[Dataset rows]
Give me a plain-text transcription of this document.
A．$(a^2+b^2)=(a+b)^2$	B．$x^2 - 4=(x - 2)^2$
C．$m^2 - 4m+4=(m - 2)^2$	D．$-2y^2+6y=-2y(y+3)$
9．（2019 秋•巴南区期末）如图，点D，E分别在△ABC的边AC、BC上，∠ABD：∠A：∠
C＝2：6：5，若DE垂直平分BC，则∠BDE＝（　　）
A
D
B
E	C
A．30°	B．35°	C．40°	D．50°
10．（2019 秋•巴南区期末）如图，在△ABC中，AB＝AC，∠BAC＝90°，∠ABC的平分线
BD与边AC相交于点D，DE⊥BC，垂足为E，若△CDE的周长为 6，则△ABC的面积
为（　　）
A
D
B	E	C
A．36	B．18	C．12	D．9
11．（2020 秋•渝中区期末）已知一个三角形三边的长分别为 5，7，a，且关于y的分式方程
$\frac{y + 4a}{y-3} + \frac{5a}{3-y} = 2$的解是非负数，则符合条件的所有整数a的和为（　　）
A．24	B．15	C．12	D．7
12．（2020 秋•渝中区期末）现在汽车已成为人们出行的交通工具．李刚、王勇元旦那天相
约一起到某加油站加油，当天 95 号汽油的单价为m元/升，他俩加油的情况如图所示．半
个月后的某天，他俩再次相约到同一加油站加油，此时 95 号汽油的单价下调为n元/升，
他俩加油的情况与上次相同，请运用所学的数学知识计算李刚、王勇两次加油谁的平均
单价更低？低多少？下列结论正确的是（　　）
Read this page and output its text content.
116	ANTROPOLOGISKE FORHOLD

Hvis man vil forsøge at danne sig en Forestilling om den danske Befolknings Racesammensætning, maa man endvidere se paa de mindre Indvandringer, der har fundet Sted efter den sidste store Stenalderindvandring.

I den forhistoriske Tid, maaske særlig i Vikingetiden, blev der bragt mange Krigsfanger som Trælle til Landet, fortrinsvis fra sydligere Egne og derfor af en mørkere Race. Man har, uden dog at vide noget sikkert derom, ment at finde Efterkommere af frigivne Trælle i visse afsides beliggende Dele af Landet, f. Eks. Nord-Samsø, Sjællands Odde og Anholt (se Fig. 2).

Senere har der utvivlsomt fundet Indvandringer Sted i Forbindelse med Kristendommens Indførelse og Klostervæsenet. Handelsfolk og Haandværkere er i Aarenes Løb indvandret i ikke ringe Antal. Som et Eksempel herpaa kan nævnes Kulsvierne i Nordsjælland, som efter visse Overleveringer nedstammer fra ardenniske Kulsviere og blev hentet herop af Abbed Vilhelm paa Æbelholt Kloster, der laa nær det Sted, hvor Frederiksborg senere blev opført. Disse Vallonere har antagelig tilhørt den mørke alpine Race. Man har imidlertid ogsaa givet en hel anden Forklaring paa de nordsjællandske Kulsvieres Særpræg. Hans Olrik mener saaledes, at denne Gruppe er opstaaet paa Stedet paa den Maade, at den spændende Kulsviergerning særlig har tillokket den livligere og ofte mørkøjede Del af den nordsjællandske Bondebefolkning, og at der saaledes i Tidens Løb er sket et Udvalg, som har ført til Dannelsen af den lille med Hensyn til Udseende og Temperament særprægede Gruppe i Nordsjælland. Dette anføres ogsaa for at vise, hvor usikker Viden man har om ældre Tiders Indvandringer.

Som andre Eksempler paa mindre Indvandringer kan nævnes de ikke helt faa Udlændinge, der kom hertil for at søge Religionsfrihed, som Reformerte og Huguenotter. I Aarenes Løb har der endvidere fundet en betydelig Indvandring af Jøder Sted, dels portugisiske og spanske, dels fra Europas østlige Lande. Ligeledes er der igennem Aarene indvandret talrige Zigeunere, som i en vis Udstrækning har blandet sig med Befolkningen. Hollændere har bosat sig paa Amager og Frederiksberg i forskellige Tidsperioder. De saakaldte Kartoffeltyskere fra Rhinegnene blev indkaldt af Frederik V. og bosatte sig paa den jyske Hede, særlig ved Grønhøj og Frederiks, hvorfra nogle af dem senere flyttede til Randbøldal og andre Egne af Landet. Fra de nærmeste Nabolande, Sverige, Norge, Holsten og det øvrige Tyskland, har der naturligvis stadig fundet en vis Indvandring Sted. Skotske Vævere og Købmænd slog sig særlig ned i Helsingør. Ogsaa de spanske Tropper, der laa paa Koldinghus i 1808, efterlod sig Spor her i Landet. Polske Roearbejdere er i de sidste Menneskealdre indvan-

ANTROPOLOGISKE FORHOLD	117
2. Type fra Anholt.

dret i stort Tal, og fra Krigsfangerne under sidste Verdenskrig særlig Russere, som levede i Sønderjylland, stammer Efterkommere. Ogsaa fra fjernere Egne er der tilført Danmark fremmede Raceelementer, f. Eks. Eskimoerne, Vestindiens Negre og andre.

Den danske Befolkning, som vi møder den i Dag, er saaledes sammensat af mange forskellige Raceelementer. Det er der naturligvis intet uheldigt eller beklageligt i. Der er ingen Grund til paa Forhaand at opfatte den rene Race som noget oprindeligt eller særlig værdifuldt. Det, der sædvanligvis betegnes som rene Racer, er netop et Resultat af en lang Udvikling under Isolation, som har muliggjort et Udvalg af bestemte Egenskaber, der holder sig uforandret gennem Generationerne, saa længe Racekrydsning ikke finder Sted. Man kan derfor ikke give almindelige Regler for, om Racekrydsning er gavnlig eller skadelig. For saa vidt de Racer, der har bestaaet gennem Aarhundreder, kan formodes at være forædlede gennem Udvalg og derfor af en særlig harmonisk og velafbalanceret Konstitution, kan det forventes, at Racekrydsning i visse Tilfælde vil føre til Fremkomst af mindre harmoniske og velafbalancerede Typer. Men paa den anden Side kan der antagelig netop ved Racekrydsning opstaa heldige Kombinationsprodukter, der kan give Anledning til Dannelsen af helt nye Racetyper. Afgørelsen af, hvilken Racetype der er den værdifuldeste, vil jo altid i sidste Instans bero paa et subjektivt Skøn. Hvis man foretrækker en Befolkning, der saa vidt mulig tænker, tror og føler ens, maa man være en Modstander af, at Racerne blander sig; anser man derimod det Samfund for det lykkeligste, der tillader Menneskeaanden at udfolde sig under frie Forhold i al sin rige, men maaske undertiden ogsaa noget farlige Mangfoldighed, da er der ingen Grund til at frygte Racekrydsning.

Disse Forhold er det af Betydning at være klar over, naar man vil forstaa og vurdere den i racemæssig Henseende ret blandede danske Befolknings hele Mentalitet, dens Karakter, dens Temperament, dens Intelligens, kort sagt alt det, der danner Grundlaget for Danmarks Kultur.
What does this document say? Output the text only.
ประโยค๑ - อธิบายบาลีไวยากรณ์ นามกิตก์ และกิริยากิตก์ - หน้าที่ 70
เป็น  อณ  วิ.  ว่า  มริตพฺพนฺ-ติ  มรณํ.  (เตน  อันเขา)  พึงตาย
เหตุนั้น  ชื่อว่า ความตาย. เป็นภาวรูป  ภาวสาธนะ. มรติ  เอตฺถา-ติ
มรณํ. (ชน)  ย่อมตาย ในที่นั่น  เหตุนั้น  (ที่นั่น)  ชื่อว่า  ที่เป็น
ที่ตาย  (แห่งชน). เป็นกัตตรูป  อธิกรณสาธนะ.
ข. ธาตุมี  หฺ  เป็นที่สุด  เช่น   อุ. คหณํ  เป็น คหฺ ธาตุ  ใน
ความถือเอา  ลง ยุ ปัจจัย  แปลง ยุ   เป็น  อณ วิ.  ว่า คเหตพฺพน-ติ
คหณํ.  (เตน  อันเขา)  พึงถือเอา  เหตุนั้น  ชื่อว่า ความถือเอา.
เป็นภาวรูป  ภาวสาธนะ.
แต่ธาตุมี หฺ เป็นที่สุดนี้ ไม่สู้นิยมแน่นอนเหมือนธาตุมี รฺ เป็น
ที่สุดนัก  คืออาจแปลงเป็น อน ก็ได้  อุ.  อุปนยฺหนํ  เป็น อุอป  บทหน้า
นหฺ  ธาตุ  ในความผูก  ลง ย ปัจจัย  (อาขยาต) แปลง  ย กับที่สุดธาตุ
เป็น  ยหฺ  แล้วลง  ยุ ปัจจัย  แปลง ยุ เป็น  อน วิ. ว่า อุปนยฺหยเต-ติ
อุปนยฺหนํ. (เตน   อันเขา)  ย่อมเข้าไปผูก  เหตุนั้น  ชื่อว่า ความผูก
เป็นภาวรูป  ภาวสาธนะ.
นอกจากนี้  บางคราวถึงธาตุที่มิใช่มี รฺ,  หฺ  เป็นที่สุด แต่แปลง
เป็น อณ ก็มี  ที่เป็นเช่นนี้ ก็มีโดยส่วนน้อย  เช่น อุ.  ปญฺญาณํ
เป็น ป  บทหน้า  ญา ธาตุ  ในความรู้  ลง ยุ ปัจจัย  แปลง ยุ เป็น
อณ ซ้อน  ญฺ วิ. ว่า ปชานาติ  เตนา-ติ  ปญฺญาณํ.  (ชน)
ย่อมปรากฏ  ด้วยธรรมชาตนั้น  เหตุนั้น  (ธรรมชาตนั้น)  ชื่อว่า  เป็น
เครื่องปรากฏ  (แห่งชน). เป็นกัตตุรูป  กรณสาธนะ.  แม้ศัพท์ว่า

▶ [SET EXERCISE]
Return each line of the listing that holds the string "บทหน".

▶ [FINAL ANSWER]
ที่สุดนัก  คืออาจแปลงเป็น อน ก็ได้  อุ.  อุปนยฺหนํ  เป็น อุอป  บทหน้า
เป็น ป  บทหน้า  ญา ธาตุ  ในความรู้  ลง ยุ ปัจจัย  แปลง ยุ เป็น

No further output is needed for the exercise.